- What you are asked to do: Please give the listing again in its entirety, exactly as written.

- Task input:
--------

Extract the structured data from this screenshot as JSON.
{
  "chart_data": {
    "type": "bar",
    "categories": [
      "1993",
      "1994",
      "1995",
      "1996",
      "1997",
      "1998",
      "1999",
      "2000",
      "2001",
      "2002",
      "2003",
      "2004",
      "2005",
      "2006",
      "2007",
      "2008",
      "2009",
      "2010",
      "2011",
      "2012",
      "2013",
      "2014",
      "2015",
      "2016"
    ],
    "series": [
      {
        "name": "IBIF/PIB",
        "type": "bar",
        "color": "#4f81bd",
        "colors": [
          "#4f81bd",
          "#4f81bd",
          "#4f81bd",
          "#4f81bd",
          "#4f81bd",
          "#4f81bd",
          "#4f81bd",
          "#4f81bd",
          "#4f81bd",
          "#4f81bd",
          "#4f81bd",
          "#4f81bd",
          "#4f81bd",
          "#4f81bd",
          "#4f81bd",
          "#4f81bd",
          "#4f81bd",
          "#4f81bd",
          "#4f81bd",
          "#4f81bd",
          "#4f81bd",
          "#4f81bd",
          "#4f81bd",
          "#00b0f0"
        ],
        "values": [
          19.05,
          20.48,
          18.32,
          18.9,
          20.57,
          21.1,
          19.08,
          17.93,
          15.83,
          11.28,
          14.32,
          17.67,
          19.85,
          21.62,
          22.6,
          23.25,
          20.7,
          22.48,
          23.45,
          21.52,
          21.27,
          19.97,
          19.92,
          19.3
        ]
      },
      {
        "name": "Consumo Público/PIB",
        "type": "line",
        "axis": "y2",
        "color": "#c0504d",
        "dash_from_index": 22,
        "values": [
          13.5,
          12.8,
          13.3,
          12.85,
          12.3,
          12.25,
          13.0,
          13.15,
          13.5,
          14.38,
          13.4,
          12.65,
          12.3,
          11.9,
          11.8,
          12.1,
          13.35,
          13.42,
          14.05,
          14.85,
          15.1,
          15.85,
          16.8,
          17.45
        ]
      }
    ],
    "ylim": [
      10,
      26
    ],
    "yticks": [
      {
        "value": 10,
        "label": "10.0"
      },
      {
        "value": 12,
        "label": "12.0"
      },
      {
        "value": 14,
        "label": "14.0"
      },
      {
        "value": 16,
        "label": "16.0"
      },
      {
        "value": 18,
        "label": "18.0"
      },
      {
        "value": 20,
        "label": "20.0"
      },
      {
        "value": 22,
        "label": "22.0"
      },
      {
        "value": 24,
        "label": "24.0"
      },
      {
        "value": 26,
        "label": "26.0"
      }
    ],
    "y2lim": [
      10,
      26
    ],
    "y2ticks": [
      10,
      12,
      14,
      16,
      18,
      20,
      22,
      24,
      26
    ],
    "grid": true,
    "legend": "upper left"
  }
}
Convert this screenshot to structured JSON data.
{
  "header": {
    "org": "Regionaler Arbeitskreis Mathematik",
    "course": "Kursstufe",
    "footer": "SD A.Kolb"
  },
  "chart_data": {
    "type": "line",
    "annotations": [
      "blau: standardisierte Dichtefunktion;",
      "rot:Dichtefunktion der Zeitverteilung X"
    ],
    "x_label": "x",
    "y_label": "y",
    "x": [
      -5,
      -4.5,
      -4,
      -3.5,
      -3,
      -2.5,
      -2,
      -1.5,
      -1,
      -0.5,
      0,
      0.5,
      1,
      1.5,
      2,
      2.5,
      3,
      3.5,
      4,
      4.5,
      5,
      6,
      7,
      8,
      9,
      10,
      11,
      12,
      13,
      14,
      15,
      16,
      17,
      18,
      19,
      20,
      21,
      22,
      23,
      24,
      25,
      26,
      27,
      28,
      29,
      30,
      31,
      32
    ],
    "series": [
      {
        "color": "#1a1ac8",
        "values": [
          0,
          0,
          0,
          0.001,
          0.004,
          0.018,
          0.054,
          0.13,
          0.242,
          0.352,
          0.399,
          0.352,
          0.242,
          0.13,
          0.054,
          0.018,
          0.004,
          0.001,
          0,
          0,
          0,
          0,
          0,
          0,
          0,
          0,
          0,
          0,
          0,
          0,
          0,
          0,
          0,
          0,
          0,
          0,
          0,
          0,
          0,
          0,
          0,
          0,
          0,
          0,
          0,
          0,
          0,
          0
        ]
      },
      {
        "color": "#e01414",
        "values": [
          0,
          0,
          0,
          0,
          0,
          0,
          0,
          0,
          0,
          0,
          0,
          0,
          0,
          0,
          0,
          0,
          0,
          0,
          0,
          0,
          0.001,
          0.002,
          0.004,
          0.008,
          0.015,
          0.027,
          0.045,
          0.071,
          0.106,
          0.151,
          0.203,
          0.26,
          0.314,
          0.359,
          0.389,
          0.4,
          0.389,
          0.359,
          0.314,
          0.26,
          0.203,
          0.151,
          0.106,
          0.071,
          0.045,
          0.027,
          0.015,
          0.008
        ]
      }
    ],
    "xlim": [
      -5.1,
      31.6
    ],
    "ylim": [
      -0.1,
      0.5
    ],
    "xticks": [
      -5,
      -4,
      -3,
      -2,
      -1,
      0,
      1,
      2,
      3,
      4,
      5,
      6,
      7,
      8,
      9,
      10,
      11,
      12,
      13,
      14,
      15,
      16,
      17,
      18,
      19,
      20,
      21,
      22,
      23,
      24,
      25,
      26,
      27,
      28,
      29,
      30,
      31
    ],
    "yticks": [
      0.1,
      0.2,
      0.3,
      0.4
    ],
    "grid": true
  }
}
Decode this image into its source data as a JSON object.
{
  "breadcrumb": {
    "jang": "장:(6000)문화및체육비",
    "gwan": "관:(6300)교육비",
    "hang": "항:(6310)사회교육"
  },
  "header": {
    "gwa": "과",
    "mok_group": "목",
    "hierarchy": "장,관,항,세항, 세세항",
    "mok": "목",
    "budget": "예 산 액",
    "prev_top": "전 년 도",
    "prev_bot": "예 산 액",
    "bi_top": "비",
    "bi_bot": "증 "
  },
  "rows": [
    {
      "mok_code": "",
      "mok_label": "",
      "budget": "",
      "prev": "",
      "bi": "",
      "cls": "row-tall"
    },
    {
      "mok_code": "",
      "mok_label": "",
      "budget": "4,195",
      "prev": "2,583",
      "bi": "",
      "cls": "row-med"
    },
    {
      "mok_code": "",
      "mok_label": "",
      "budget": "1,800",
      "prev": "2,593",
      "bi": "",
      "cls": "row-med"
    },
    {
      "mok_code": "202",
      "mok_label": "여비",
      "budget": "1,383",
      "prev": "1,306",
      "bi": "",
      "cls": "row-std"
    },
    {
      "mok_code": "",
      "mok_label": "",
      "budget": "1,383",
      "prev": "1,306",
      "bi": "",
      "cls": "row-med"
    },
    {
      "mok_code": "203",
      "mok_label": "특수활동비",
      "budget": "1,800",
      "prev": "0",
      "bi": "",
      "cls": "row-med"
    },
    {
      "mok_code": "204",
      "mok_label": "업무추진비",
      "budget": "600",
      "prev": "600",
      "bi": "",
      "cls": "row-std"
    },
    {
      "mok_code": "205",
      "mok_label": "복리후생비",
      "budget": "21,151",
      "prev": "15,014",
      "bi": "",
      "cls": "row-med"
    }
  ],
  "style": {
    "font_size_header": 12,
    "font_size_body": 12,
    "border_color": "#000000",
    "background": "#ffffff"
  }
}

--------

- Solution to the exercise:
Extract the structured data from this screenshot as JSON.
{
  "chart_data": {
    "type": "bar",
    "categories": [
      "1993",
      "1994",
      "1995",
      "1996",
      "1997",
      "1998",
      "1999",
      "2000",
      "2001",
      "2002",
      "2003",
      "2004",
      "2005",
      "2006",
      "2007",
      "2008",
      "2009",
      "2010",
      "2011",
      "2012",
      "2013",
      "2014",
      "2015",
      "2016"
    ],
    "series": [
      {
        "name": "IBIF/PIB",
        "type": "bar",
        "color": "#4f81bd",
        "colors": [
          "#4f81bd",
          "#4f81bd",
          "#4f81bd",
          "#4f81bd",
          "#4f81bd",
          "#4f81bd",
          "#4f81bd",
          "#4f81bd",
          "#4f81bd",
          "#4f81bd",
          "#4f81bd",
          "#4f81bd",
          "#4f81bd",
          "#4f81bd",
          "#4f81bd",
          "#4f81bd",
          "#4f81bd",
          "#4f81bd",
          "#4f81bd",
          "#4f81bd",
          "#4f81bd",
          "#4f81bd",
          "#4f81bd",
          "#00b0f0"
        ],
        "values": [
          19.05,
          20.48,
          18.32,
          18.9,
          20.57,
          21.1,
          19.08,
          17.93,
          15.83,
          11.28,
          14.32,
          17.67,
          19.85,
          21.62,
          22.6,
          23.25,
          20.7,
          22.48,
          23.45,
          21.52,
          21.27,
          19.97,
          19.92,
          19.3
        ]
      },
      {
        "name": "Consumo Público/PIB",
        "type": "line",
        "axis": "y2",
        "color": "#c0504d",
        "dash_from_index": 22,
        "values": [
          13.5,
          12.8,
          13.3,
          12.85,
          12.3,
          12.25,
          13.0,
          13.15,
          13.5,
          14.38,
          13.4,
          12.65,
          12.3,
          11.9,
          11.8,
          12.1,
          13.35,
          13.42,
          14.05,
          14.85,
          15.1,
          15.85,
          16.8,
          17.45
        ]
      }
    ],
    "ylim": [
      10,
      26
    ],
    "yticks": [
      {
        "value": 10,
        "label": "10.0"
      },
      {
        "value": 12,
        "label": "12.0"
      },
      {
        "value": 14,
        "label": "14.0"
      },
      {
        "value": 16,
        "label": "16.0"
      },
      {
        "value": 18,
        "label": "18.0"
      },
      {
        "value": 20,
        "label": "20.0"
      },
      {
        "value": 22,
        "label": "22.0"
      },
      {
        "value": 24,
        "label": "24.0"
      },
      {
        "value": 26,
        "label": "26.0"
      }
    ],
    "y2lim": [
      10,
      26
    ],
    "y2ticks": [
      10,
      12,
      14,
      16,
      18,
      20,
      22,
      24,
      26
    ],
    "grid": true,
    "legend": "upper left"
  }
}
Convert this screenshot to structured JSON data.
{
  "header": {
    "org": "Regionaler Arbeitskreis Mathematik",
    "course": "Kursstufe",
    "footer": "SD A.Kolb"
  },
  "chart_data": {
    "type": "line",
    "annotations": [
      "blau: standardisierte Dichtefunktion;",
      "rot:Dichtefunktion der Zeitverteilung X"
    ],
    "x_label": "x",
    "y_label": "y",
    "x": [
      -5,
      -4.5,
      -4,
      -3.5,
      -3,
      -2.5,
      -2,
      -1.5,
      -1,
      -0.5,
      0,
      0.5,
      1,
      1.5,
      2,
      2.5,
      3,
      3.5,
      4,
      4.5,
      5,
      6,
      7,
      8,
      9,
      10,
      11,
      12,
      13,
      14,
      15,
      16,
      17,
      18,
      19,
      20,
      21,
      22,
      23,
      24,
      25,
      26,
      27,
      28,
      29,
      30,
      31,
      32
    ],
    "series": [
      {
        "color": "#1a1ac8",
        "values": [
          0,
          0,
          0,
          0.001,
          0.004,
          0.018,
          0.054,
          0.13,
          0.242,
          0.352,
          0.399,
          0.352,
          0.242,
          0.13,
          0.054,
          0.018,
          0.004,
          0.001,
          0,
          0,
          0,
          0,
          0,
          0,
          0,
          0,
          0,
          0,
          0,
          0,
          0,
          0,
          0,
          0,
          0,
          0,
          0,
          0,
          0,
          0,
          0,
          0,
          0,
          0,
          0,
          0,
          0,
          0
        ]
      },
      {
        "color": "#e01414",
        "values": [
          0,
          0,
          0,
          0,
          0,
          0,
          0,
          0,
          0,
          0,
          0,
          0,
          0,
          0,
          0,
          0,
          0,
          0,
          0,
          0,
          0.001,
          0.002,
          0.004,
          0.008,
          0.015,
          0.027,
          0.045,
          0.071,
          0.106,
          0.151,
          0.203,
          0.26,
          0.314,
          0.359,
          0.389,
          0.4,
          0.389,
          0.359,
          0.314,
          0.26,
          0.203,
          0.151,
          0.106,
          0.071,
          0.045,
          0.027,
          0.015,
          0.008
        ]
      }
    ],
    "xlim": [
      -5.1,
      31.6
    ],
    "ylim": [
      -0.1,
      0.5
    ],
    "xticks": [
      -5,
      -4,
      -3,
      -2,
      -1,
      0,
      1,
      2,
      3,
      4,
      5,
      6,
      7,
      8,
      9,
      10,
      11,
      12,
      13,
      14,
      15,
      16,
      17,
      18,
      19,
      20,
      21,
      22,
      23,
      24,
      25,
      26,
      27,
      28,
      29,
      30,
      31
    ],
    "yticks": [
      0.1,
      0.2,
      0.3,
      0.4
    ],
    "grid": true
  }
}
Decode this image into its source data as a JSON object.
{
  "breadcrumb": {
    "jang": "장:(6000)문화및체육비",
    "gwan": "관:(6300)교육비",
    "hang": "항:(6310)사회교육"
  },
  "header": {
    "gwa": "과",
    "mok_group": "목",
    "hierarchy": "장,관,항,세항, 세세항",
    "mok": "목",
    "budget": "예 산 액",
    "prev_top": "전 년 도",
    "prev_bot": "예 산 액",
    "bi_top": "비",
    "bi_bot": "증 "
  },
  "rows": [
    {
      "mok_code": "",
      "mok_label": "",
      "budget": "",
      "prev": "",
      "bi": "",
      "cls": "row-tall"
    },
    {
      "mok_code": "",
      "mok_label": "",
      "budget": "4,195",
      "prev": "2,583",
      "bi": "",
      "cls": "row-med"
    },
    {
      "mok_code": "",
      "mok_label": "",
      "budget": "1,800",
      "prev": "2,593",
      "bi": "",
      "cls": "row-med"
    },
    {
      "mok_code": "202",
      "mok_label": "여비",
      "budget": "1,383",
      "prev": "1,306",
      "bi": "",
      "cls": "row-std"
    },
    {
      "mok_code": "",
      "mok_label": "",
      "budget": "1,383",
      "prev": "1,306",
      "bi": "",
      "cls": "row-med"
    },
    {
      "mok_code": "203",
      "mok_label": "특수활동비",
      "budget": "1,800",
      "prev": "0",
      "bi": "",
      "cls": "row-med"
    },
    {
      "mok_code": "204",
      "mok_label": "업무추진비",
      "budget": "600",
      "prev": "600",
      "bi": "",
      "cls": "row-std"
    },
    {
      "mok_code": "205",
      "mok_label": "복리후생비",
      "budget": "21,151",
      "prev": "15,014",
      "bi": "",
      "cls": "row-med"
    }
  ],
  "style": {
    "font_size_header": 12,
    "font_size_body": 12,
    "border_color": "#000000",
    "background": "#ffffff"
  }
}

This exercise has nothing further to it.